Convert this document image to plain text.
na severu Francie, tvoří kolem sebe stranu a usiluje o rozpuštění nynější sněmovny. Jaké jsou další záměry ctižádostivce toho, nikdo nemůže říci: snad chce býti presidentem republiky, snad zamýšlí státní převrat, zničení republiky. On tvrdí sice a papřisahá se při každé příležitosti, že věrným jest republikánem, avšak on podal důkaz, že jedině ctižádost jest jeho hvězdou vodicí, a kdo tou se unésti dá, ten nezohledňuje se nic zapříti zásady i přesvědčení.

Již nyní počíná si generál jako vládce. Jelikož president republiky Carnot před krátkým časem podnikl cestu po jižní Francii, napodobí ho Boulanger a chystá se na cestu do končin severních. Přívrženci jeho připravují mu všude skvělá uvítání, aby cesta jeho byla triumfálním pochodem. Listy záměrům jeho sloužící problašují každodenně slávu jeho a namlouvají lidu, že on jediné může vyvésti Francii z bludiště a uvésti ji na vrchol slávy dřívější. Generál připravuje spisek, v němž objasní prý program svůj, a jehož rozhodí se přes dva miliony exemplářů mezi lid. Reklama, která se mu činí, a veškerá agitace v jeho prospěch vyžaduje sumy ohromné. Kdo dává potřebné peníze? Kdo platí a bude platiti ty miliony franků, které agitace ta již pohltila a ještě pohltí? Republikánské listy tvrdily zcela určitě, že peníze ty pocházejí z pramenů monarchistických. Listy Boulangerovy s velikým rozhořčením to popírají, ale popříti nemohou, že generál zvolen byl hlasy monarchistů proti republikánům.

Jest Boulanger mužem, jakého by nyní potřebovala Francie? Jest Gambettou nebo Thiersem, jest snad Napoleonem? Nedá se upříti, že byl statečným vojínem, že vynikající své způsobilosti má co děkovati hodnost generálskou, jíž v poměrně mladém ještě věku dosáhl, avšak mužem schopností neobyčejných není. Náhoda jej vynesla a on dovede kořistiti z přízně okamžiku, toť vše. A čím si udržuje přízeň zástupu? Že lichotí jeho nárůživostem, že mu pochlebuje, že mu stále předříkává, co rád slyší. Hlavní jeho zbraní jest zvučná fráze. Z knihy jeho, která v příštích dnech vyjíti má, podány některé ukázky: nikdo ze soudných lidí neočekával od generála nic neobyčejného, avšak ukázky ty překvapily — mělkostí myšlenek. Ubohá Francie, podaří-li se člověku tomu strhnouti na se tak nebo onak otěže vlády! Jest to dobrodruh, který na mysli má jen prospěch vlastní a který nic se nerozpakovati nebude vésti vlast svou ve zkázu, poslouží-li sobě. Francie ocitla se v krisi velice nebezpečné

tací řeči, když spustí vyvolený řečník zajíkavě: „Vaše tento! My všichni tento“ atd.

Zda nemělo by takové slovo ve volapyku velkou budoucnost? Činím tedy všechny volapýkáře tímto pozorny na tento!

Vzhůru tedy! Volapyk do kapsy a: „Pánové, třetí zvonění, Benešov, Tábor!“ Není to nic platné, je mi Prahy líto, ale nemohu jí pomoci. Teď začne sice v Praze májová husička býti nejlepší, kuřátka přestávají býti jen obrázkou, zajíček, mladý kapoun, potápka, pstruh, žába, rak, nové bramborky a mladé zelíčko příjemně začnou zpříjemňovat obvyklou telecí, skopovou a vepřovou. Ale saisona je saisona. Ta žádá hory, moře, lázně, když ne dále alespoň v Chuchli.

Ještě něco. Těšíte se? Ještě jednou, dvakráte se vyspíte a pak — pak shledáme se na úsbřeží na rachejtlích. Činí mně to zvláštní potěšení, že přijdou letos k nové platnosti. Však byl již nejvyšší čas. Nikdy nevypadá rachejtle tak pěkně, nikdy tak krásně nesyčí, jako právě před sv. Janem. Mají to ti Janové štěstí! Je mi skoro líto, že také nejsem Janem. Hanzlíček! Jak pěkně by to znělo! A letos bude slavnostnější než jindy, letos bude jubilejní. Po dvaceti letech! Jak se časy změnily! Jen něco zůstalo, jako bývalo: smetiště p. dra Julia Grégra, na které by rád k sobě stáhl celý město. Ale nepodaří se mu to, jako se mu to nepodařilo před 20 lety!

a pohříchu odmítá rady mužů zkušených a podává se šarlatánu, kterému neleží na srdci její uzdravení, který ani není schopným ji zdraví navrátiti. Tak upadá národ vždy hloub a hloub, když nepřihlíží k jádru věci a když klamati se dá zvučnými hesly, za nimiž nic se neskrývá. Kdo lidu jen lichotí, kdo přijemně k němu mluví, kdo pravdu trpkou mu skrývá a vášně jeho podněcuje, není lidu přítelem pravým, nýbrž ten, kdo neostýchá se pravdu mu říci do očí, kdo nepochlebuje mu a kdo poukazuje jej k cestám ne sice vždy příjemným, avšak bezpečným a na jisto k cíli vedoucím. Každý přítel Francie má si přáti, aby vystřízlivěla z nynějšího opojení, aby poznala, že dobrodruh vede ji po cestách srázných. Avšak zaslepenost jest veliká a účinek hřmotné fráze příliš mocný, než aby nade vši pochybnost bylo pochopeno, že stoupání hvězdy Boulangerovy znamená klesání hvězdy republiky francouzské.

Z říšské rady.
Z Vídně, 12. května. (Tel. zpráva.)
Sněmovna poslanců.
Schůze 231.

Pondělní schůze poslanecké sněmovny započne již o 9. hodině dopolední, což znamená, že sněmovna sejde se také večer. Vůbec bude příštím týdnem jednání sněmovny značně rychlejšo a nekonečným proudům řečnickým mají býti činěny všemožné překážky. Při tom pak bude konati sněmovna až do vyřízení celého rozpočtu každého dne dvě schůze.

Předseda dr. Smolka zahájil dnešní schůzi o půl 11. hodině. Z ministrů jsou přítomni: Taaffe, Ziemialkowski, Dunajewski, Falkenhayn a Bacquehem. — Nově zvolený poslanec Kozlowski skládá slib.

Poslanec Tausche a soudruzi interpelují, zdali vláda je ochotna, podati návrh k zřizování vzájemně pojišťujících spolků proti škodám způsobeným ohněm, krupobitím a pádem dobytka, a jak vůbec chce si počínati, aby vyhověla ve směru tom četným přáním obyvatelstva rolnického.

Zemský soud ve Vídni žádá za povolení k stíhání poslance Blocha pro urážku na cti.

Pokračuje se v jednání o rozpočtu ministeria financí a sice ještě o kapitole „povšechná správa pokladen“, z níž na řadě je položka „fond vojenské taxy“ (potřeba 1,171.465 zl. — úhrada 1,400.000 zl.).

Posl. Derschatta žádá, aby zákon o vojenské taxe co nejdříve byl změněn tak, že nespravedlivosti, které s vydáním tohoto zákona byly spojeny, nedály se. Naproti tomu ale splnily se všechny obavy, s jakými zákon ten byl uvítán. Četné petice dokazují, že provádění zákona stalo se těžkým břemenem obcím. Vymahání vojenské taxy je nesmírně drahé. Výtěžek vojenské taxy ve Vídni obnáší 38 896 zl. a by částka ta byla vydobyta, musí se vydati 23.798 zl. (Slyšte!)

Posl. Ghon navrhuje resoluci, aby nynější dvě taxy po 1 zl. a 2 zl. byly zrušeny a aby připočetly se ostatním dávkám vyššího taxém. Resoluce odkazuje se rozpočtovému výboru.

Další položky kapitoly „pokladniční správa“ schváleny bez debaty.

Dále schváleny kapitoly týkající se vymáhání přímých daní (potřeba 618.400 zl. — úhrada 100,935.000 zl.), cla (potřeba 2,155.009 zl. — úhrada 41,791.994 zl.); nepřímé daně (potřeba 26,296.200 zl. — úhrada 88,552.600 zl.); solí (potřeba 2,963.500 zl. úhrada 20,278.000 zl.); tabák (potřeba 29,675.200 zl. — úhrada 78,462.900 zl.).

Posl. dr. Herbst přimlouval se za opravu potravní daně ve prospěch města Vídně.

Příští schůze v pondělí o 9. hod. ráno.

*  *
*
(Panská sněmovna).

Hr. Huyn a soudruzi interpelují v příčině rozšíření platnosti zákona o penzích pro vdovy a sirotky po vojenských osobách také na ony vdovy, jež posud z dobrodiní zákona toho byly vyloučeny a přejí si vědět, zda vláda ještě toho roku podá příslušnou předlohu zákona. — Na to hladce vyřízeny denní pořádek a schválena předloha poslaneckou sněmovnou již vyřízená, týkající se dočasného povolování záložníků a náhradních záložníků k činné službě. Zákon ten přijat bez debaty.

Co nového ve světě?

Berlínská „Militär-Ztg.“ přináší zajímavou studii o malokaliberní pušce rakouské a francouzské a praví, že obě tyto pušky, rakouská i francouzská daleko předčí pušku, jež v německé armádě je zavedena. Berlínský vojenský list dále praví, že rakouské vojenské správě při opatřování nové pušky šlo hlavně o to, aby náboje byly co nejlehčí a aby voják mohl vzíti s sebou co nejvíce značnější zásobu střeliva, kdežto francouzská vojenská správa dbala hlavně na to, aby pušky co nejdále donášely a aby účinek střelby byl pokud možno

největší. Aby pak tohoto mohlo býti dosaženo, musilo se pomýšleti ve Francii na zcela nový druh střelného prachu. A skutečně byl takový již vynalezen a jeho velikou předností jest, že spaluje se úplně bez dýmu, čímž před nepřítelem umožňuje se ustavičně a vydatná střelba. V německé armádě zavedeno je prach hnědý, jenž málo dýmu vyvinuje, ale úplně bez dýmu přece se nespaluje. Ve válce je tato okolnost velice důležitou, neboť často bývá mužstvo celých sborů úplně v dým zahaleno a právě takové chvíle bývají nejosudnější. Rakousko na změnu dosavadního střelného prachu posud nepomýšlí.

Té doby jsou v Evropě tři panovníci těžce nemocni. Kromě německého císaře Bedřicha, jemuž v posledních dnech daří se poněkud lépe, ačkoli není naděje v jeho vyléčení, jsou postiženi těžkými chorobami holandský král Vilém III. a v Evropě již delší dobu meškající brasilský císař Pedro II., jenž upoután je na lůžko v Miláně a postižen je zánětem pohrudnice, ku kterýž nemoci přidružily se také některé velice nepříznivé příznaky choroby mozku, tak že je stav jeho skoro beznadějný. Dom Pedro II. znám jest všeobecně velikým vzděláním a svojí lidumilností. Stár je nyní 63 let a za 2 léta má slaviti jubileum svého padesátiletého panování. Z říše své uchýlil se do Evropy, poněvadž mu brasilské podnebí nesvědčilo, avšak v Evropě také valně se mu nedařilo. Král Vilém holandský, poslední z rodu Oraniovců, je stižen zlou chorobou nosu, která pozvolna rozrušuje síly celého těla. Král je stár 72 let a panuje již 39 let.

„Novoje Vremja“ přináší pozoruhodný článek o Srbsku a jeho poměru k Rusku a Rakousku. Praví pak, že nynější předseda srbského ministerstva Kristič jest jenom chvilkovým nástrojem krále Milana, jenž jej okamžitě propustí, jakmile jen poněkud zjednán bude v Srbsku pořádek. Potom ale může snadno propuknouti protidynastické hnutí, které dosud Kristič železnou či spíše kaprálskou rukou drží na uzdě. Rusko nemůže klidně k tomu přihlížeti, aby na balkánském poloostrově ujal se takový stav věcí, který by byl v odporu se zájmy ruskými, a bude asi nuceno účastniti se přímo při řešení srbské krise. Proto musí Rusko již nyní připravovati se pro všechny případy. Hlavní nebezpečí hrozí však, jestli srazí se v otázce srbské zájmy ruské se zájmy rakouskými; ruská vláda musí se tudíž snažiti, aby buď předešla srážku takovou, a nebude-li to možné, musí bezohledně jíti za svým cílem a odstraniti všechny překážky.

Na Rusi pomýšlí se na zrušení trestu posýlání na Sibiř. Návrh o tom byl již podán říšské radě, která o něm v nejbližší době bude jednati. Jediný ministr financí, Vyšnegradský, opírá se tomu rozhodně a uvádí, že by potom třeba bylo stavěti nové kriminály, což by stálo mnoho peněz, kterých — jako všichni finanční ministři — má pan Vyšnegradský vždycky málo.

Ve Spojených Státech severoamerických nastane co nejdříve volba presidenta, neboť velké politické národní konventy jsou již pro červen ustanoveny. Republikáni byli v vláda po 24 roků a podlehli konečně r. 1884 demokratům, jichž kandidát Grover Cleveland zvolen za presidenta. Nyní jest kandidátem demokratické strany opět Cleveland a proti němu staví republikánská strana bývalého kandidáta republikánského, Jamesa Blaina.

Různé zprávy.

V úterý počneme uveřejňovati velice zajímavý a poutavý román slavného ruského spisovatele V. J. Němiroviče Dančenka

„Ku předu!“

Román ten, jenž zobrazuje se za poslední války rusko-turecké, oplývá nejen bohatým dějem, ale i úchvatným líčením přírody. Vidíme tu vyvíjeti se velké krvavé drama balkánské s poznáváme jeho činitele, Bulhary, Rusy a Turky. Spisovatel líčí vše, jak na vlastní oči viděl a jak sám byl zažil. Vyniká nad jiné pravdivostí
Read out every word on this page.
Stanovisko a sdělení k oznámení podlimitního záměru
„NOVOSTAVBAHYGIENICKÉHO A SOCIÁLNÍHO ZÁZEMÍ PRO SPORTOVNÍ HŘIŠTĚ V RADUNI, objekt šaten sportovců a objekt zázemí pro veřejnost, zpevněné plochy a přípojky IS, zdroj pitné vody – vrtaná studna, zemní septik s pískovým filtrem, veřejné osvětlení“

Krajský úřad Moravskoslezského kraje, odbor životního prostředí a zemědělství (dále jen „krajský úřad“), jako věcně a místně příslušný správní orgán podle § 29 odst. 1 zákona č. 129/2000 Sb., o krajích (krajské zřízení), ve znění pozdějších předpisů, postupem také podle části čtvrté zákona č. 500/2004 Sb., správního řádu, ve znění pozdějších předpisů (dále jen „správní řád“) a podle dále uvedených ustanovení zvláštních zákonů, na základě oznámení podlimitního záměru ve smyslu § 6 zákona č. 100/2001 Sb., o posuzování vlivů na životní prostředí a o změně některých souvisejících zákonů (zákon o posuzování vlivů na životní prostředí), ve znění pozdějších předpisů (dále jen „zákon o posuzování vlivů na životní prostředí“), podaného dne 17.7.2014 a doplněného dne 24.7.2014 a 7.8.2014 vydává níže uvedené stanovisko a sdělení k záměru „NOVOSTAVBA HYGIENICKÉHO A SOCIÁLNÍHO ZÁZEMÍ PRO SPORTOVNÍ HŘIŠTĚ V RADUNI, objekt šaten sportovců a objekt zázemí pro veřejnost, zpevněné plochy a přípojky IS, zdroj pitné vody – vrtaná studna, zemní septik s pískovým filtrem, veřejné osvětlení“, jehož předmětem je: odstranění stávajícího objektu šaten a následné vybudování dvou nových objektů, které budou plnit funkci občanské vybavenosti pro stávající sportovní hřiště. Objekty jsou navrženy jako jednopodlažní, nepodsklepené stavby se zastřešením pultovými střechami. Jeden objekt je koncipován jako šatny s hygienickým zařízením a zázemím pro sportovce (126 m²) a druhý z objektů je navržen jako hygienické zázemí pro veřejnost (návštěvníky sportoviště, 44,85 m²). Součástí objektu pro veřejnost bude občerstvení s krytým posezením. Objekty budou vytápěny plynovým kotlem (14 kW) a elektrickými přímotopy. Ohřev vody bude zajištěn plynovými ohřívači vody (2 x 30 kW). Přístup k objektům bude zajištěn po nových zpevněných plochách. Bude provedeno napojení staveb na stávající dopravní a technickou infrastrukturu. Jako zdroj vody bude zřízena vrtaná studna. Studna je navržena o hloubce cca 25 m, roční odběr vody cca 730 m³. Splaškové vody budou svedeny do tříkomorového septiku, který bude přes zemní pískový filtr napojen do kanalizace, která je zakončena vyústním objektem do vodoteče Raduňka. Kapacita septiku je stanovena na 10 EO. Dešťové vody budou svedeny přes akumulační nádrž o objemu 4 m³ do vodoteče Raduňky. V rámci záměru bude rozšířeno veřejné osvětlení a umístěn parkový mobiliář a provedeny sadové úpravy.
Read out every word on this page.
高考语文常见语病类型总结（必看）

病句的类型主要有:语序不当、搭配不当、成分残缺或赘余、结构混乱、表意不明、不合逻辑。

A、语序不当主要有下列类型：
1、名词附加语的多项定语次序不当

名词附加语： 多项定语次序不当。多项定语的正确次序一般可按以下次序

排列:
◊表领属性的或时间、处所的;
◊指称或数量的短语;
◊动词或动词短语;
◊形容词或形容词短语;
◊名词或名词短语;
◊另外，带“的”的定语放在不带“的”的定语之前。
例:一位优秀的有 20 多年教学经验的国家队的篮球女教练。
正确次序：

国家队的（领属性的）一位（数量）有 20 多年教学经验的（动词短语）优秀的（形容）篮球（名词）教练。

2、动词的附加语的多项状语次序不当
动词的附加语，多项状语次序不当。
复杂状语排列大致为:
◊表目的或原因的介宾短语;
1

* Exercise directions:
Report every line containing the word "němu" from the listing above.

* Finished answer:
a pohříchu odmítá rady mužů zkušených a podává se šarlatánu, kterému neleží na srdci její uzdravení, který ani není schopným ji zdraví navrátiti. Tak upadá národ vždy hloub a hloub, když nepřihlíží k jádru věci a když klamati se dá zvučnými hesly, za nimiž nic se neskrývá. Kdo lidu jen lichotí, kdo přijemně k němu mluví, kdo pravdu trpkou mu skrývá a vášně jeho podněcuje, není lidu přítelem pravým, nýbrž ten, kdo neostýchá se pravdu mu říci do očí, kdo nepochlebuje mu a kdo poukazuje jej k cestám ne sice vždy příjemným, avšak bezpečným a na jisto k cíli vedoucím. Každý přítel Francie má si přáti, aby vystřízlivěla z nynějšího opojení, aby poznala, že dobrodruh vede ji po cestách srázných. Avšak zaslepenost jest veliká a účinek hřmotné fráze příliš mocný, než aby nade vši pochybnost bylo pochopeno, že stoupání hvězdy Boulangerovy znamená klesání hvězdy republiky francouzské.
Ve Spojených Státech severoamerických nastane co nejdříve volba presidenta, neboť velké politické národní konventy jsou již pro červen ustanoveny. Republikáni byli v vláda po 24 roků a podlehli konečně r. 1884 demokratům, jichž kandidát Grover Cleveland zvolen za presidenta. Nyní jest kandidátem demokratické strany opět Cleveland a proti němu staví republikánská strana bývalého kandidáta republikánského, Jamesa Blaina.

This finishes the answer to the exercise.